§ TEXT EXCERPT:
......
1. Build governance alongside adoption, not after it.
The poll’s clearest finding is the governance gap: many libraries are making significant decisions about AI tools, workflows, and use cases before they have established shared expectations around acceptable use, privacy, and accountability. Libraries with formal governance were significantly further along in implementation. Closing this gap means treating governance as infrastructure, not compliance.
2. Treat staff readiness as the central implementation variable.
The staff attitudes findings suggest that the distance between institutional interest in AI and sustainable AI use runs directly through workforce capacity and organizational culture. Structured staff development, protected time for guided experimentation, and direct engagement with principled concerns will matter more than additional pilots.
3. Assess institutional readiness before expanding implementation.
Respondents consistently requested structured tools for diagnosing where their organizations actually stand. The expressed appetite for readiness assessment reflects wisdom: libraries that understand their current state make better decisions about next steps.
4. Formalize AI literacy as a library service, not a pilot.
AI literacy appeared across more responses than any other specific service area, including discovery, metadata, and research support. Libraries that treat it as a sustained service, with dedicated staff capacity and integration into existing instruction programs, will find it easier to establish the institutional relationships that make broader partnership possible.
5. Make strategic choices about where to lead and where to partner.
The poll shows libraries seeing opportunities across research support, discovery, metadata, collections, AI literacy, and campus governance. Not every library will pursue all of these equally, and trying to do so risks spreading effort too thin to build depth anywhere. Clear choices about where to lead, where to collaborate with campus partners, and where to defer to others will help libraries concentrate their capacity on areas of genuine comparative advantage.
6. Articulate the library’s distinctive contribution explicitly.
As AI becomes more embedded in research and learning, the library’s role will be shaped by how well it can explain what it uniquely offers. The capabilities that most distinguish libraries from other campus AI actors, including expertise in information evaluation, provenance, bias, ethical reasoning, and cross-disciplinary coordination, require active articulation. Relevance that goes unstated tends to go unrecognized.
What This Quick Poll Suggests
The January 2026 poll captures a field that has passed through the early enthusiasm phase and arrived at a harder set of questions. Among responding institutions, generative AI commands broad attention and strong optimism. The challenge is not convincing libraries that AI matters. The challenge is building the governance structures, staff capacity, and institutional positioning that make engagement durable.
The most important insight from this round of data may be the relationship between governance and implementation. Libraries that have invested in governance structures have moved further into implementation. Libraries that have not invested in governance are making significant operational decisions in a policy vacuum. That gap will become harder to close as AI use becomes more normalized and embedded in existing workflows.
The staff attitudes findings add a dimension that aggregate data tends to flatten: the people doing this work hold a wide range of views, including legitimate principled concerns that deserve substantive engagement rather than change management. Libraries that invest in the organizational conditions supporting thoughtful AI use will outperform those that invest primarily in tools and access.
The next phase of AI in research libraries will likely be defined by prioritization, governance development, and clearer choices about institutional role. The libraries best positioned for that phase are those that have already started treating AI as a strategic infrastructure question, not a technology question with a strategic veneer.
......
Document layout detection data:
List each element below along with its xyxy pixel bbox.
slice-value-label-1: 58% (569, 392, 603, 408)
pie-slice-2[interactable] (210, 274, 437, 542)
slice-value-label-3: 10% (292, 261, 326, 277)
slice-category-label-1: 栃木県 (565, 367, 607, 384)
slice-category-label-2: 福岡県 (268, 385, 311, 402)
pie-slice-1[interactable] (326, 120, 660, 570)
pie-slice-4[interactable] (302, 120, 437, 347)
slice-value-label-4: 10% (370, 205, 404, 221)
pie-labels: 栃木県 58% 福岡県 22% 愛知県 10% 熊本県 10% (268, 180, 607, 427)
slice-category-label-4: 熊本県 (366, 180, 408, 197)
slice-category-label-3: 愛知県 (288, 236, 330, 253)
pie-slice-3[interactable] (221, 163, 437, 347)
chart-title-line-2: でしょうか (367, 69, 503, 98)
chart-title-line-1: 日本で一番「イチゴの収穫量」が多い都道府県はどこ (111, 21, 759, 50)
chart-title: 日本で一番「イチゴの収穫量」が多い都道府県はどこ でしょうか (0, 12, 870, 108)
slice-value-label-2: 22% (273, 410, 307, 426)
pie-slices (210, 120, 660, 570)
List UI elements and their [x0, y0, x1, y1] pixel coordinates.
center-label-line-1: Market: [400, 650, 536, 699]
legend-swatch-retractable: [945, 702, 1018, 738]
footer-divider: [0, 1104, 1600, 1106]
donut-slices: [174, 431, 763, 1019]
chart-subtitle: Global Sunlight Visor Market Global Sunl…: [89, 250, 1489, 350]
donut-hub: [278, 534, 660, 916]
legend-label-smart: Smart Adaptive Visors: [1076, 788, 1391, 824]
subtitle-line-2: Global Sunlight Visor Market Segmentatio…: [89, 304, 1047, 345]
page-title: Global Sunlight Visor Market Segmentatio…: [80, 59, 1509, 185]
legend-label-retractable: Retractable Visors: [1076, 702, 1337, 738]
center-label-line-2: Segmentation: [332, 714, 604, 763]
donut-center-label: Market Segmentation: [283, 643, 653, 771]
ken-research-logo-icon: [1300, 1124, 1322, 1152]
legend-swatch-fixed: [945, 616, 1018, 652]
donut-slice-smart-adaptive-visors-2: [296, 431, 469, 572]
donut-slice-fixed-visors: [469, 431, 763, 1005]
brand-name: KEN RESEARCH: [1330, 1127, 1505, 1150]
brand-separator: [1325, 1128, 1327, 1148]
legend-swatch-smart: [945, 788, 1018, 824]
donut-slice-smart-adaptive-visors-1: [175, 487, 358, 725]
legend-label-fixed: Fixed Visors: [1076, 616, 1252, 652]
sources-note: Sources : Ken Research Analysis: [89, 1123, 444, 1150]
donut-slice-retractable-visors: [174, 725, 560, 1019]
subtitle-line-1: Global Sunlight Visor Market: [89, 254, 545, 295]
......
§ ACTIVITY 1:
Answer these questions using the AI poll excerpt:
(a) In what month and year was the poll conducted?
(b) Which service area appeared across more responses than any other?
(c) What did respondents consistently request?
§ ACTIVITY 2: Translate this sentence from the AI poll excerpt into Spanish: "Relevance that goes unstated tends to go unrecognized."
§ ACTIVITY 3: Output the portion of the AI poll excerpt between "2. Treat staff" and "about next steps.", inclusive.
These rows come from a different source than the AI poll excerpt.

§ RESPONSE 1:
(a) January 2026
(b) AI literacy
(c) Structured tools for diagnosing where their organizations actually stand

§ RESPONSE 2: La relevancia que no se expresa tiende a pasar desapercibida.

§ RESPONSE 3:
2. Treat staff readiness as the central implementation variable.
The staff attitudes findings suggest that the distance between institutional interest in AI and sustainable AI use runs directly through workforce capacity and organizational culture. Structured staff development, protected time for guided experimentation, and direct engagement with principled concerns will matter more than additional pilots.
3. Assess institutional readiness before expanding implementation.
Respondents consistently requested structured tools for diagnosing where their organizations actually stand. The expressed appetite for readiness assessment reflects wisdom: libraries that understand their current state make better decisions about next steps.